_TASK_:
Filter the entries below, keeping only lines with the word "text".

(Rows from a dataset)
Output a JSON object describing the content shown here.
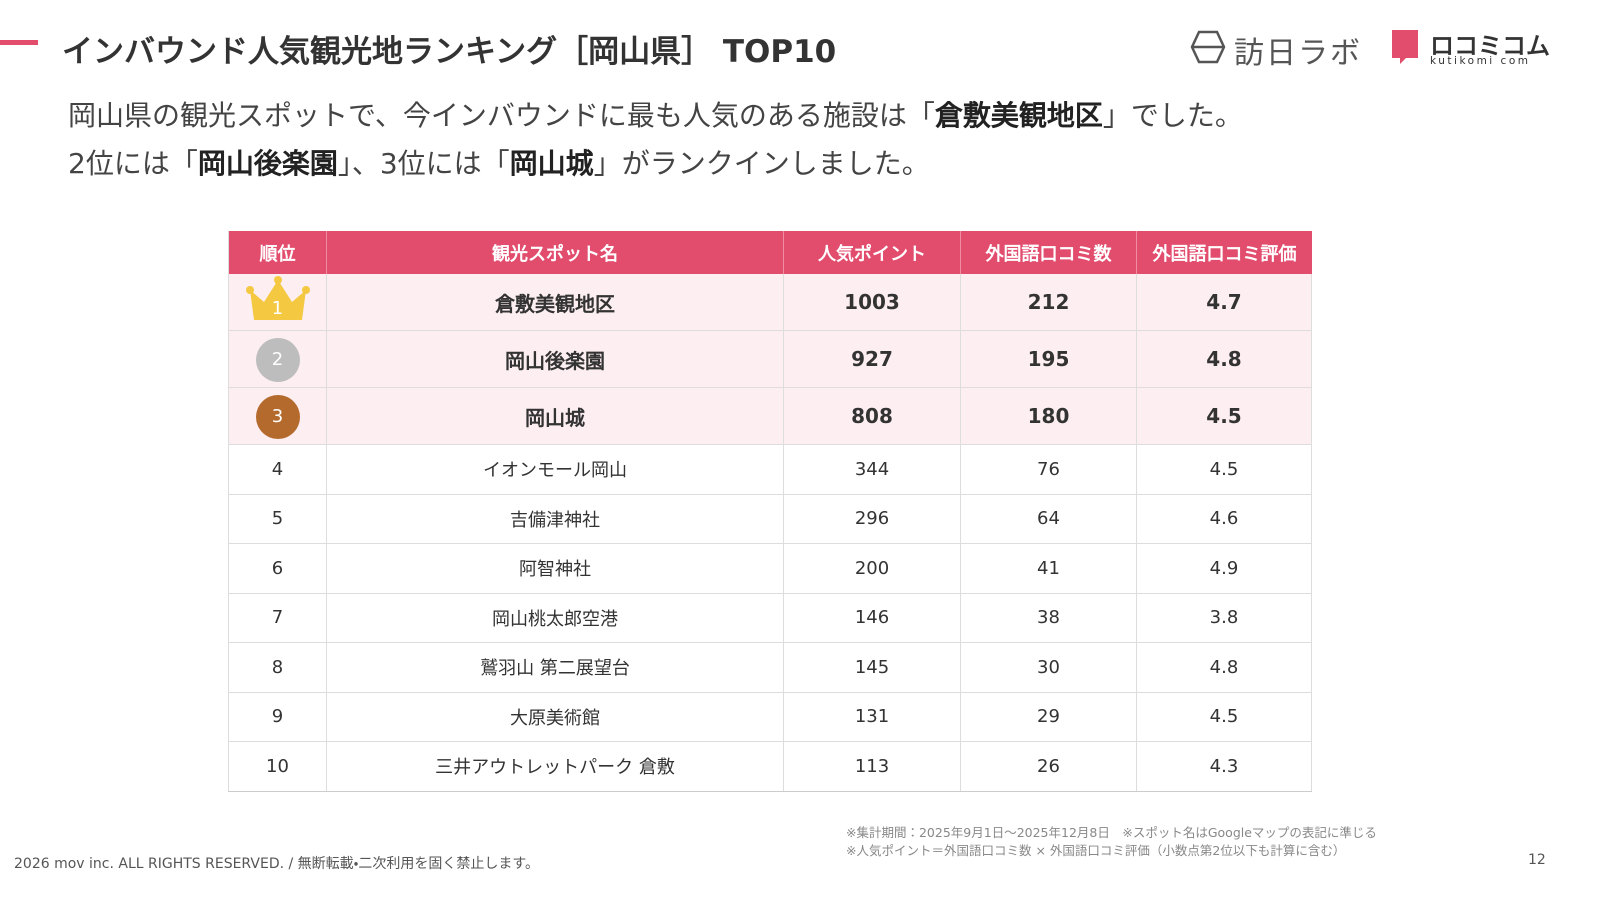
{
  "header": {
    "title": "インバウンド人気観光地ランキング［岡山県］ TOP10",
    "logo1": "訪日ラボ",
    "logo2": "ロコミコム",
    "logo2_sub": "kutikomi com"
  },
  "summary": [
    [
      {
        "text": "岡山県の観光スポットで、今インバウンドに最も人気のある施設は「",
        "bold": false
      },
      {
        "text": "倉敷美観地区",
        "bold": true
      },
      {
        "text": "」でした。",
        "bold": false
      }
    ],
    [
      {
        "text": "2位には「",
        "bold": false
      },
      {
        "text": "岡山後楽園",
        "bold": true
      },
      {
        "text": "」、3位には「",
        "bold": false
      },
      {
        "text": "岡山城",
        "bold": true
      },
      {
        "text": "」がランクインしました。",
        "bold": false
      }
    ]
  ],
  "table": {
    "columns": [
      "順位",
      "観光スポット名",
      "人気ポイント",
      "外国語口コミ数",
      "外国語口コミ評価"
    ],
    "rows": [
      [
        1,
        "倉敷美観地区",
        1003,
        212,
        4.7
      ],
      [
        2,
        "岡山後楽園",
        927,
        195,
        4.8
      ],
      [
        3,
        "岡山城",
        808,
        180,
        4.5
      ],
      [
        4,
        "イオンモール岡山",
        344,
        76,
        4.5
      ],
      [
        5,
        "吉備津神社",
        296,
        64,
        4.6
      ],
      [
        6,
        "阿智神社",
        200,
        41,
        4.9
      ],
      [
        7,
        "岡山桃太郎空港",
        146,
        38,
        3.8
      ],
      [
        8,
        "鷲羽山 第二展望台",
        145,
        30,
        4.8
      ],
      [
        9,
        "大原美術館",
        131,
        29,
        4.5
      ],
      [
        10,
        "三井アウトレットパーク 倉敷",
        113,
        26,
        4.3
      ]
    ]
  },
  "notes": [
    "※集計期間：2025年9月1日〜2025年12月8日　※スポット名はGoogleマップの表記に準じる",
    "※人気ポイント＝外国語口コミ数 × 外国語口コミ評価（小数点第2位以下も計算に含む）"
  ],
  "footer": {
    "copyright": "2026 mov inc. ALL RIGHTS RESERVED. / 無断転載・二次利用を固く禁止します。",
    "page": "12"
  }
}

_FINAL RESULT_:
        "text": "岡山県の観光スポットで、今インバウンドに最も人気のある施設は「",
        "text": "倉敷美観地区",
        "text": "」でした。",
        "text": "2位には「",
        "text": "岡山後楽園",
        "text": "」、3位には「",
        "text": "岡山城",
        "text": "」がランクインしました。",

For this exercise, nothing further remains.